[Data records]
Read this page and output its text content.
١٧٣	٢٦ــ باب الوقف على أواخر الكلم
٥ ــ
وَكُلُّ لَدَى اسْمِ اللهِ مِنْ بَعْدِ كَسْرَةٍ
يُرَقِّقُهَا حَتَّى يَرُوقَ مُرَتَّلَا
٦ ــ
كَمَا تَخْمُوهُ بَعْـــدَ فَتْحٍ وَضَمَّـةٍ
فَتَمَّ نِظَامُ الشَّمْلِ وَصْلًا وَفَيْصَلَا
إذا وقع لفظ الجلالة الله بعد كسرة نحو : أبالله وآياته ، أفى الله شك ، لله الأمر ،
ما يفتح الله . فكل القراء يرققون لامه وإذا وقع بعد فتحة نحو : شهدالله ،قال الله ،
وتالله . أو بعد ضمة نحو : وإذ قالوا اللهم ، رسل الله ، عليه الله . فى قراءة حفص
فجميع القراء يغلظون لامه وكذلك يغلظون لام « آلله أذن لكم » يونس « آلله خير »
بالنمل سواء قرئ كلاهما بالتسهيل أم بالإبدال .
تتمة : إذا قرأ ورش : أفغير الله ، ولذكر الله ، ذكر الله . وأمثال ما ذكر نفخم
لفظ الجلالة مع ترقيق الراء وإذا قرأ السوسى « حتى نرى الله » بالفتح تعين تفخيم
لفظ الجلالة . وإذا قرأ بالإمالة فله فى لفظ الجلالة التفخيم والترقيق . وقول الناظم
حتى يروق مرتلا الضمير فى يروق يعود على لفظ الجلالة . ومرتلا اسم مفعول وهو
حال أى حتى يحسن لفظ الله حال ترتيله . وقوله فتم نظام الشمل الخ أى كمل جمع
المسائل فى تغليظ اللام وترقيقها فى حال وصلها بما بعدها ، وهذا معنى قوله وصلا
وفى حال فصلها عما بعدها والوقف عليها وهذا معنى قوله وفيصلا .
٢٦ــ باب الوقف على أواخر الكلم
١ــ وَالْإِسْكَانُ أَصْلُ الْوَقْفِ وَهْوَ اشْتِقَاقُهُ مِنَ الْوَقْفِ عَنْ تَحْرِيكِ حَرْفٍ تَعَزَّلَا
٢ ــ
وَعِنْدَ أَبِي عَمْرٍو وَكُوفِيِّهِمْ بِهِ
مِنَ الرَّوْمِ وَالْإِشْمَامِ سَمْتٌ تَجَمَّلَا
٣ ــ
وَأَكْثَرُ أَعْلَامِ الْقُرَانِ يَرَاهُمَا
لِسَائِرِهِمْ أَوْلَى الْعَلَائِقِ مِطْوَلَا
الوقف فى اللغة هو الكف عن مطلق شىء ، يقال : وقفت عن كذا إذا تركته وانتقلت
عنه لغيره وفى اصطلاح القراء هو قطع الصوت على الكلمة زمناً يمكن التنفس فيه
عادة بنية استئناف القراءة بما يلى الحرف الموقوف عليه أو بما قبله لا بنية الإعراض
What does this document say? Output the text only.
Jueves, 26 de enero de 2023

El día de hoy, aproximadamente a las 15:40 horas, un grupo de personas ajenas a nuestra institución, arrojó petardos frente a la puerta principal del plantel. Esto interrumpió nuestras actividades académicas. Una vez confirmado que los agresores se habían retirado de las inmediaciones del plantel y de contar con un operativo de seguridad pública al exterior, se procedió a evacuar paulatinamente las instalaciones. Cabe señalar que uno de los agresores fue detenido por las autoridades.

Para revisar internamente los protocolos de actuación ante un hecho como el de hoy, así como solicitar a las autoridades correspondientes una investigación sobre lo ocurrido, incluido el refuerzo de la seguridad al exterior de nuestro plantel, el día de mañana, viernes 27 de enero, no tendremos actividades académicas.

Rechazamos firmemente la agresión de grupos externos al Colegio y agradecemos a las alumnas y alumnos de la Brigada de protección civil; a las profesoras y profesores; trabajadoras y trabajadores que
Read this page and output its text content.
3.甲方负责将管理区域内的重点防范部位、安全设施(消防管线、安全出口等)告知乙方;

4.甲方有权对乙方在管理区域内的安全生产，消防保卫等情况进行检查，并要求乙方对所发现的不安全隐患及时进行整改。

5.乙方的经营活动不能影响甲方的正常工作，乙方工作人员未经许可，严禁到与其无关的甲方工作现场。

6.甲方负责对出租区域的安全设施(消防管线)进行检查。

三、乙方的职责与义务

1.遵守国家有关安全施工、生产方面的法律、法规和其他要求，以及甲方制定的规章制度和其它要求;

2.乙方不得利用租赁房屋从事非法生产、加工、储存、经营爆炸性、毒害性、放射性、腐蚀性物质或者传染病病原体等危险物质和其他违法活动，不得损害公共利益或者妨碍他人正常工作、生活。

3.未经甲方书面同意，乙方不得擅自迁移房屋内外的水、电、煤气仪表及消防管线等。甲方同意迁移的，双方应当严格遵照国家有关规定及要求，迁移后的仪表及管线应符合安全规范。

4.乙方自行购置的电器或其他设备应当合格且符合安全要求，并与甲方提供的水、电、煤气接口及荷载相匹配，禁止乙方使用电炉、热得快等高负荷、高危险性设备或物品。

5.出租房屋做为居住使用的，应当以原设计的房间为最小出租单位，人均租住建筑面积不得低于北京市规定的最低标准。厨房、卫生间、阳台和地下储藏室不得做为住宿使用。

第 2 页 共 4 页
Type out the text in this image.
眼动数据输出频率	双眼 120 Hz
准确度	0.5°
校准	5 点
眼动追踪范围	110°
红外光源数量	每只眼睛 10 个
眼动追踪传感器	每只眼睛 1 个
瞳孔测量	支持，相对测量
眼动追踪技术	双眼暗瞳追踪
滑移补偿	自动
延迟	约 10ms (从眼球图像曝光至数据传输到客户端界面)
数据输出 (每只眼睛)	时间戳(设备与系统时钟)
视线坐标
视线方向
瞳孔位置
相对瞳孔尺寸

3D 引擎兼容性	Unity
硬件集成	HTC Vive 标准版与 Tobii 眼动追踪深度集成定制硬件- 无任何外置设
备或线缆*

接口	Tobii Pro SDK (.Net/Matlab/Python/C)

-- Directive --
Above are some records. Print them all exactly.

-- Solution to this problem --
Read this page and output its text content.
١٧٣	٢٦ــ باب الوقف على أواخر الكلم
٥ ــ
وَكُلُّ لَدَى اسْمِ اللهِ مِنْ بَعْدِ كَسْرَةٍ
يُرَقِّقُهَا حَتَّى يَرُوقَ مُرَتَّلَا
٦ ــ
كَمَا تَخْمُوهُ بَعْـــدَ فَتْحٍ وَضَمَّـةٍ
فَتَمَّ نِظَامُ الشَّمْلِ وَصْلًا وَفَيْصَلَا
إذا وقع لفظ الجلالة الله بعد كسرة نحو : أبالله وآياته ، أفى الله شك ، لله الأمر ،
ما يفتح الله . فكل القراء يرققون لامه وإذا وقع بعد فتحة نحو : شهدالله ،قال الله ،
وتالله . أو بعد ضمة نحو : وإذ قالوا اللهم ، رسل الله ، عليه الله . فى قراءة حفص
فجميع القراء يغلظون لامه وكذلك يغلظون لام « آلله أذن لكم » يونس « آلله خير »
بالنمل سواء قرئ كلاهما بالتسهيل أم بالإبدال .
تتمة : إذا قرأ ورش : أفغير الله ، ولذكر الله ، ذكر الله . وأمثال ما ذكر نفخم
لفظ الجلالة مع ترقيق الراء وإذا قرأ السوسى « حتى نرى الله » بالفتح تعين تفخيم
لفظ الجلالة . وإذا قرأ بالإمالة فله فى لفظ الجلالة التفخيم والترقيق . وقول الناظم
حتى يروق مرتلا الضمير فى يروق يعود على لفظ الجلالة . ومرتلا اسم مفعول وهو
حال أى حتى يحسن لفظ الله حال ترتيله . وقوله فتم نظام الشمل الخ أى كمل جمع
المسائل فى تغليظ اللام وترقيقها فى حال وصلها بما بعدها ، وهذا معنى قوله وصلا
وفى حال فصلها عما بعدها والوقف عليها وهذا معنى قوله وفيصلا .
٢٦ــ باب الوقف على أواخر الكلم
١ــ وَالْإِسْكَانُ أَصْلُ الْوَقْفِ وَهْوَ اشْتِقَاقُهُ مِنَ الْوَقْفِ عَنْ تَحْرِيكِ حَرْفٍ تَعَزَّلَا
٢ ــ
وَعِنْدَ أَبِي عَمْرٍو وَكُوفِيِّهِمْ بِهِ
مِنَ الرَّوْمِ وَالْإِشْمَامِ سَمْتٌ تَجَمَّلَا
٣ ــ
وَأَكْثَرُ أَعْلَامِ الْقُرَانِ يَرَاهُمَا
لِسَائِرِهِمْ أَوْلَى الْعَلَائِقِ مِطْوَلَا
الوقف فى اللغة هو الكف عن مطلق شىء ، يقال : وقفت عن كذا إذا تركته وانتقلت
عنه لغيره وفى اصطلاح القراء هو قطع الصوت على الكلمة زمناً يمكن التنفس فيه
عادة بنية استئناف القراءة بما يلى الحرف الموقوف عليه أو بما قبله لا بنية الإعراض
What does this document say? Output the text only.
Jueves, 26 de enero de 2023

El día de hoy, aproximadamente a las 15:40 horas, un grupo de personas ajenas a nuestra institución, arrojó petardos frente a la puerta principal del plantel. Esto interrumpió nuestras actividades académicas. Una vez confirmado que los agresores se habían retirado de las inmediaciones del plantel y de contar con un operativo de seguridad pública al exterior, se procedió a evacuar paulatinamente las instalaciones. Cabe señalar que uno de los agresores fue detenido por las autoridades.

Para revisar internamente los protocolos de actuación ante un hecho como el de hoy, así como solicitar a las autoridades correspondientes una investigación sobre lo ocurrido, incluido el refuerzo de la seguridad al exterior de nuestro plantel, el día de mañana, viernes 27 de enero, no tendremos actividades académicas.

Rechazamos firmemente la agresión de grupos externos al Colegio y agradecemos a las alumnas y alumnos de la Brigada de protección civil; a las profesoras y profesores; trabajadoras y trabajadores que
Read this page and output its text content.
3.甲方负责将管理区域内的重点防范部位、安全设施(消防管线、安全出口等)告知乙方;

4.甲方有权对乙方在管理区域内的安全生产，消防保卫等情况进行检查，并要求乙方对所发现的不安全隐患及时进行整改。

5.乙方的经营活动不能影响甲方的正常工作，乙方工作人员未经许可，严禁到与其无关的甲方工作现场。

6.甲方负责对出租区域的安全设施(消防管线)进行检查。

三、乙方的职责与义务

1.遵守国家有关安全施工、生产方面的法律、法规和其他要求，以及甲方制定的规章制度和其它要求;

2.乙方不得利用租赁房屋从事非法生产、加工、储存、经营爆炸性、毒害性、放射性、腐蚀性物质或者传染病病原体等危险物质和其他违法活动，不得损害公共利益或者妨碍他人正常工作、生活。

3.未经甲方书面同意，乙方不得擅自迁移房屋内外的水、电、煤气仪表及消防管线等。甲方同意迁移的，双方应当严格遵照国家有关规定及要求，迁移后的仪表及管线应符合安全规范。

4.乙方自行购置的电器或其他设备应当合格且符合安全要求，并与甲方提供的水、电、煤气接口及荷载相匹配，禁止乙方使用电炉、热得快等高负荷、高危险性设备或物品。

5.出租房屋做为居住使用的，应当以原设计的房间为最小出租单位，人均租住建筑面积不得低于北京市规定的最低标准。厨房、卫生间、阳台和地下储藏室不得做为住宿使用。

第 2 页 共 4 页
Type out the text in this image.
眼动数据输出频率	双眼 120 Hz
准确度	0.5°
校准	5 点
眼动追踪范围	110°
红外光源数量	每只眼睛 10 个
眼动追踪传感器	每只眼睛 1 个
瞳孔测量	支持，相对测量
眼动追踪技术	双眼暗瞳追踪
滑移补偿	自动
延迟	约 10ms (从眼球图像曝光至数据传输到客户端界面)
数据输出 (每只眼睛)	时间戳(设备与系统时钟)
视线坐标
视线方向
瞳孔位置
相对瞳孔尺寸

3D 引擎兼容性	Unity
硬件集成	HTC Vive 标准版与 Tobii 眼动追踪深度集成定制硬件- 无任何外置设
备或线缆*

接口	Tobii Pro SDK (.Net/Matlab/Python/C)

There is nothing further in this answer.